Rewrite the data below with "Pythia 6.423" changed to "Pythia 8.240" everywhere it appears, leaving everything else as it is.

>>>

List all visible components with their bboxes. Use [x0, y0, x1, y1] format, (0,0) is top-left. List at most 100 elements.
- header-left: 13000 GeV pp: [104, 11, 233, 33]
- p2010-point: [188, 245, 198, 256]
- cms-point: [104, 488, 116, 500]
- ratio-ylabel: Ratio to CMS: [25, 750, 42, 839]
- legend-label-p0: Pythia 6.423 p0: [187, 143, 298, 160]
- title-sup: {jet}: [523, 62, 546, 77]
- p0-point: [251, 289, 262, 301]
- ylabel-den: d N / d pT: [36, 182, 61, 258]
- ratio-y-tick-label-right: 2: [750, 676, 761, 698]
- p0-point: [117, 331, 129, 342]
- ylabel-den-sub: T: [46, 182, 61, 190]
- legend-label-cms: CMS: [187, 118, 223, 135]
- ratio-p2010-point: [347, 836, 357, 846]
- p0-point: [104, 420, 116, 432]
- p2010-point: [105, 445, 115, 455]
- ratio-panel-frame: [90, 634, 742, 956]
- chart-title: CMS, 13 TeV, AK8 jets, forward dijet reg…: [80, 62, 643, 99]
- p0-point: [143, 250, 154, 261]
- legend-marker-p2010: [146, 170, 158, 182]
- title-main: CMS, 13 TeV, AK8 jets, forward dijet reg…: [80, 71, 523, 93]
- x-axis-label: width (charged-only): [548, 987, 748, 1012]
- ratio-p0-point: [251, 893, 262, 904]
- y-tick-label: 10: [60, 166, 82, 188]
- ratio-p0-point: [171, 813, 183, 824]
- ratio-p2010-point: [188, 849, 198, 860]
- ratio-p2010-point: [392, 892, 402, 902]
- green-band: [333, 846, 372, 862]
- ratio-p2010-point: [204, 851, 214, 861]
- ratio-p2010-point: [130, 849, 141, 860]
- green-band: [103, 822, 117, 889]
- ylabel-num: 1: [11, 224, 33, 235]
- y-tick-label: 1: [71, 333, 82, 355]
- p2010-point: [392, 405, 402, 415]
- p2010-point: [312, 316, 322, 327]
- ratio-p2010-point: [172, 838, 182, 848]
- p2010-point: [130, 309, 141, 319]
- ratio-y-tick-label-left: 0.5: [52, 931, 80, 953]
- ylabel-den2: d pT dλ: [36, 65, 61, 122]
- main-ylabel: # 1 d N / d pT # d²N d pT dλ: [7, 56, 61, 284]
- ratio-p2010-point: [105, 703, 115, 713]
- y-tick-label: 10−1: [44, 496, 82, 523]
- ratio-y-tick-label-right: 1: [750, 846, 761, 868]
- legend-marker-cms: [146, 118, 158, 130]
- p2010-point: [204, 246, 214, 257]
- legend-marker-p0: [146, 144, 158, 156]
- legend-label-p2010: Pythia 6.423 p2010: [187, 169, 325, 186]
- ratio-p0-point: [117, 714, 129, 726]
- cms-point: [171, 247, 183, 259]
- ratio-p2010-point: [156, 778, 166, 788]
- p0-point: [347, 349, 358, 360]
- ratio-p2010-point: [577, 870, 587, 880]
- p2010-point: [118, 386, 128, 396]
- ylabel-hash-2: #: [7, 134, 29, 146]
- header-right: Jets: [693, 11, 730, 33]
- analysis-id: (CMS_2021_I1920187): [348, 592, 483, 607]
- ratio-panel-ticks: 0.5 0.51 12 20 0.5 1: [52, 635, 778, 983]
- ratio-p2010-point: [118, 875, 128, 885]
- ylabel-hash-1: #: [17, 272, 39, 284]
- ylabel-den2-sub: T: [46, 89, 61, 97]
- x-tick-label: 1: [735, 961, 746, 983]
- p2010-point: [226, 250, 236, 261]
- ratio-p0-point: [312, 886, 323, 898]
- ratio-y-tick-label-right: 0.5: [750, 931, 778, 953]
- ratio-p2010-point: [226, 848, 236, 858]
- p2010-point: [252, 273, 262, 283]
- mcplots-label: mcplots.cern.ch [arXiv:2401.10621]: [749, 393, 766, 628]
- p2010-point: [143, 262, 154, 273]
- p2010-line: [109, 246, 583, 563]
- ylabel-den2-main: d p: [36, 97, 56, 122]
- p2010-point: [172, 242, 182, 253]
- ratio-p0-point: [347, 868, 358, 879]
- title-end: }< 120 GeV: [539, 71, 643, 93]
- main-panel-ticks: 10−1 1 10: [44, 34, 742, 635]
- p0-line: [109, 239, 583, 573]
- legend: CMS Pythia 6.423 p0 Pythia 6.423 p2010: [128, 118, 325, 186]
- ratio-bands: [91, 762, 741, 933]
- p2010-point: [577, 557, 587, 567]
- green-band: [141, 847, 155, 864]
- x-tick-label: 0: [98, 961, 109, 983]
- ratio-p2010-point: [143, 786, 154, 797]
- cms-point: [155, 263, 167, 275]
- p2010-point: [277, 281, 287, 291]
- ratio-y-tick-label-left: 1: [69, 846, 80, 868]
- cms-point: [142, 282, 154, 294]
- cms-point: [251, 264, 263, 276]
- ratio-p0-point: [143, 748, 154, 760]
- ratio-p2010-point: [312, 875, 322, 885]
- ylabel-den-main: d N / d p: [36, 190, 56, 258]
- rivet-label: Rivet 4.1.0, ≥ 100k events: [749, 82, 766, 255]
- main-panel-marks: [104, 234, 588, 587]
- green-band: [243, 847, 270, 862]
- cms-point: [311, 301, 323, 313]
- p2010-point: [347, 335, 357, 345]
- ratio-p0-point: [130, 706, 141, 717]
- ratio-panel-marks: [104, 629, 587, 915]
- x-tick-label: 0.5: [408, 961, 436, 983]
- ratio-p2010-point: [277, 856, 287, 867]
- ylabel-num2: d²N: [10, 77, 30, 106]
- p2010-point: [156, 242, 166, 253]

<<<

*Full response*.
List all visible components with their bboxes. Use [x0, y0, x1, y1] format, (0,0) is top-left. List at most 100 elements.
- header-left: 13000 GeV pp: [104, 11, 233, 33]
- p2010-point: [188, 245, 198, 256]
- cms-point: [104, 488, 116, 500]
- ratio-ylabel: Ratio to CMS: [25, 750, 42, 839]
- legend-label-p0: Pythia 8.240 p0: [187, 143, 298, 160]
- title-sup: {jet}: [523, 62, 546, 77]
- p0-point: [251, 289, 262, 301]
- ylabel-den: d N / d pT: [36, 182, 61, 258]
- ratio-y-tick-label-right: 2: [750, 676, 761, 698]
- p0-point: [117, 331, 129, 342]
- ylabel-den-sub: T: [46, 182, 61, 190]
- legend-label-cms: CMS: [187, 118, 223, 135]
- ratio-p2010-point: [347, 836, 357, 846]
- p0-point: [104, 420, 116, 432]
- p2010-point: [105, 445, 115, 455]
- ratio-panel-frame: [90, 634, 742, 956]
- chart-title: CMS, 13 TeV, AK8 jets, forward dijet reg…: [80, 62, 643, 99]
- p0-point: [143, 250, 154, 261]
- legend-marker-p2010: [146, 170, 158, 182]
- title-main: CMS, 13 TeV, AK8 jets, forward dijet reg…: [80, 71, 523, 93]
- x-axis-label: width (charged-only): [548, 987, 748, 1012]
- ratio-p0-point: [251, 893, 262, 904]
- y-tick-label: 10: [60, 166, 82, 188]
- ratio-p0-point: [171, 813, 183, 824]
- ratio-p2010-point: [188, 849, 198, 860]
- ratio-p2010-point: [392, 892, 402, 902]
- green-band: [333, 846, 372, 862]
- ratio-p2010-point: [204, 851, 214, 861]
- ratio-p2010-point: [130, 849, 141, 860]
- green-band: [103, 822, 117, 889]
- ylabel-num: 1: [11, 224, 33, 235]
- y-tick-label: 1: [71, 333, 82, 355]
- p2010-point: [392, 405, 402, 415]
- p2010-point: [312, 316, 322, 327]
- ratio-p2010-point: [172, 838, 182, 848]
- p2010-point: [130, 309, 141, 319]
- ratio-y-tick-label-left: 0.5: [52, 931, 80, 953]
- ylabel-den2: d pT dλ: [36, 65, 61, 122]
- main-ylabel: # 1 d N / d pT # d²N d pT dλ: [7, 56, 61, 284]
- ratio-p2010-point: [105, 703, 115, 713]
- y-tick-label: 10−1: [44, 496, 82, 523]
- ratio-y-tick-label-right: 1: [750, 846, 761, 868]
- legend-marker-cms: [146, 118, 158, 130]
- p2010-point: [204, 246, 214, 257]
- legend-marker-p0: [146, 144, 158, 156]
- legend-label-p2010: Pythia 8.240 p2010: [187, 169, 325, 186]
- ratio-p0-point: [117, 714, 129, 726]
- cms-point: [171, 247, 183, 259]
- ratio-p2010-point: [156, 778, 166, 788]
- p0-point: [347, 349, 358, 360]
- ratio-p2010-point: [577, 870, 587, 880]
- p2010-point: [118, 386, 128, 396]
- ylabel-hash-2: #: [7, 134, 29, 146]
- header-right: Jets: [693, 11, 730, 33]
- analysis-id: (CMS_2021_I1920187): [348, 592, 483, 607]
- ratio-panel-ticks: 0.5 0.51 12 20 0.5 1: [52, 635, 778, 983]
- ratio-p2010-point: [118, 875, 128, 885]
- ylabel-hash-1: #: [17, 272, 39, 284]
- ylabel-den2-sub: T: [46, 89, 61, 97]
- x-tick-label: 1: [735, 961, 746, 983]
- p2010-point: [226, 250, 236, 261]
- ratio-p0-point: [312, 886, 323, 898]
- ratio-y-tick-label-right: 0.5: [750, 931, 778, 953]
- ratio-p2010-point: [226, 848, 236, 858]
- p2010-point: [252, 273, 262, 283]
- mcplots-label: mcplots.cern.ch [arXiv:2401.10621]: [749, 393, 766, 628]
- p2010-point: [143, 262, 154, 273]
- p2010-line: [109, 246, 583, 563]
- ylabel-den2-main: d p: [36, 97, 56, 122]
- p2010-point: [172, 242, 182, 253]
- ratio-p0-point: [347, 868, 358, 879]
- title-end: }< 120 GeV: [539, 71, 643, 93]
- main-panel-ticks: 10−1 1 10: [44, 34, 742, 635]
- p0-line: [109, 239, 583, 573]
- legend: CMS Pythia 8.240 p0 Pythia 8.240 p2010: [128, 118, 325, 186]
- ratio-bands: [91, 762, 741, 933]
- p2010-point: [577, 557, 587, 567]
- green-band: [141, 847, 155, 864]
- x-tick-label: 0: [98, 961, 109, 983]
- ratio-p2010-point: [143, 786, 154, 797]
- cms-point: [155, 263, 167, 275]
- p2010-point: [277, 281, 287, 291]
- ratio-y-tick-label-left: 1: [69, 846, 80, 868]
- cms-point: [142, 282, 154, 294]
- cms-point: [251, 264, 263, 276]
- ratio-p0-point: [143, 748, 154, 760]
- ratio-p2010-point: [312, 875, 322, 885]
- ylabel-den-main: d N / d p: [36, 190, 56, 258]
- rivet-label: Rivet 4.1.0, ≥ 100k events: [749, 82, 766, 255]
- main-panel-marks: [104, 234, 588, 587]
- green-band: [243, 847, 270, 862]
- cms-point: [311, 301, 323, 313]
- p2010-point: [347, 335, 357, 345]
- ratio-p0-point: [130, 706, 141, 717]
- ratio-panel-marks: [104, 629, 587, 915]
- x-tick-label: 0.5: [408, 961, 436, 983]
- ratio-p2010-point: [277, 856, 287, 867]
- ylabel-num2: d²N: [10, 77, 30, 106]
- p2010-point: [156, 242, 166, 253]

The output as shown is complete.